- RECORDS PROVIDED:
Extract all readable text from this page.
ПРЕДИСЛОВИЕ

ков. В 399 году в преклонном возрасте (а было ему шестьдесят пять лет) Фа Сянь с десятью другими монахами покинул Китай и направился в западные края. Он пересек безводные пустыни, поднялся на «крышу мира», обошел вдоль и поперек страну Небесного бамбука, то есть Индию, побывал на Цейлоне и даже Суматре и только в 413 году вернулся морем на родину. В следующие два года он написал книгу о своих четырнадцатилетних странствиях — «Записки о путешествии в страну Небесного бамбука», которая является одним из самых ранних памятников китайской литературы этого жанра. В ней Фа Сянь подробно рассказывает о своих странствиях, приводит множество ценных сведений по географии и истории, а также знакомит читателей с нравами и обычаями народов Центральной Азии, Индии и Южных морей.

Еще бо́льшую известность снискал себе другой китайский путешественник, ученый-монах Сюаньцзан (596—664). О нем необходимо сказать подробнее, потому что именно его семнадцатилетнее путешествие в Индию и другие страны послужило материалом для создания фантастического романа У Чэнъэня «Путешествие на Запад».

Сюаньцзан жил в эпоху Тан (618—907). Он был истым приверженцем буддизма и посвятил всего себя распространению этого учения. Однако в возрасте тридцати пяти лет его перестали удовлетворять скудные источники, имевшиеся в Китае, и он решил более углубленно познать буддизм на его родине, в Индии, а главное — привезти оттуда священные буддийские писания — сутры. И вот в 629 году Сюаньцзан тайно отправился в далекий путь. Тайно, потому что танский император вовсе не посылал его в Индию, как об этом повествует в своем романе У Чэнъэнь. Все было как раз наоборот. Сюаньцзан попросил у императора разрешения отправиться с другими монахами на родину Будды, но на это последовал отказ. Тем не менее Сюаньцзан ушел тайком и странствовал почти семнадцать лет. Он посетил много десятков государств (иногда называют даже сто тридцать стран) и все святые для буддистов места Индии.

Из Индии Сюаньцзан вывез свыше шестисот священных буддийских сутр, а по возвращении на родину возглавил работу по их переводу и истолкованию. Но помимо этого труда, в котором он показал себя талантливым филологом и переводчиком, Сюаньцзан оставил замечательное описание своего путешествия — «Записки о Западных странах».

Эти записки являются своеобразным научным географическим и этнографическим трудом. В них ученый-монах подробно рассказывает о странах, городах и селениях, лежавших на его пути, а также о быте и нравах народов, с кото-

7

- EXERCISE PROMPT: From the listing above, extract every line exactly as it stands.

- RESULT OF THIS TASK:
Extract all readable text from this page.
ПРЕДИСЛОВИЕ

ков. В 399 году в преклонном возрасте (а было ему шестьдесят пять лет) Фа Сянь с десятью другими монахами покинул Китай и направился в западные края. Он пересек безводные пустыни, поднялся на «крышу мира», обошел вдоль и поперек страну Небесного бамбука, то есть Индию, побывал на Цейлоне и даже Суматре и только в 413 году вернулся морем на родину. В следующие два года он написал книгу о своих четырнадцатилетних странствиях — «Записки о путешествии в страну Небесного бамбука», которая является одним из самых ранних памятников китайской литературы этого жанра. В ней Фа Сянь подробно рассказывает о своих странствиях, приводит множество ценных сведений по географии и истории, а также знакомит читателей с нравами и обычаями народов Центральной Азии, Индии и Южных морей.

Еще бо́льшую известность снискал себе другой китайский путешественник, ученый-монах Сюаньцзан (596—664). О нем необходимо сказать подробнее, потому что именно его семнадцатилетнее путешествие в Индию и другие страны послужило материалом для создания фантастического романа У Чэнъэня «Путешествие на Запад».

Сюаньцзан жил в эпоху Тан (618—907). Он был истым приверженцем буддизма и посвятил всего себя распространению этого учения. Однако в возрасте тридцати пяти лет его перестали удовлетворять скудные источники, имевшиеся в Китае, и он решил более углубленно познать буддизм на его родине, в Индии, а главное — привезти оттуда священные буддийские писания — сутры. И вот в 629 году Сюаньцзан тайно отправился в далекий путь. Тайно, потому что танский император вовсе не посылал его в Индию, как об этом повествует в своем романе У Чэнъэнь. Все было как раз наоборот. Сюаньцзан попросил у императора разрешения отправиться с другими монахами на родину Будды, но на это последовал отказ. Тем не менее Сюаньцзан ушел тайком и странствовал почти семнадцать лет. Он посетил много десятков государств (иногда называют даже сто тридцать стран) и все святые для буддистов места Индии.

Из Индии Сюаньцзан вывез свыше шестисот священных буддийских сутр, а по возвращении на родину возглавил работу по их переводу и истолкованию. Но помимо этого труда, в котором он показал себя талантливым филологом и переводчиком, Сюаньцзан оставил замечательное описание своего путешествия — «Записки о Западных странах».

Эти записки являются своеобразным научным географическим и этнографическим трудом. В них ученый-монах подробно рассказывает о странах, городах и селениях, лежавших на его пути, а также о быте и нравах народов, с кото-

7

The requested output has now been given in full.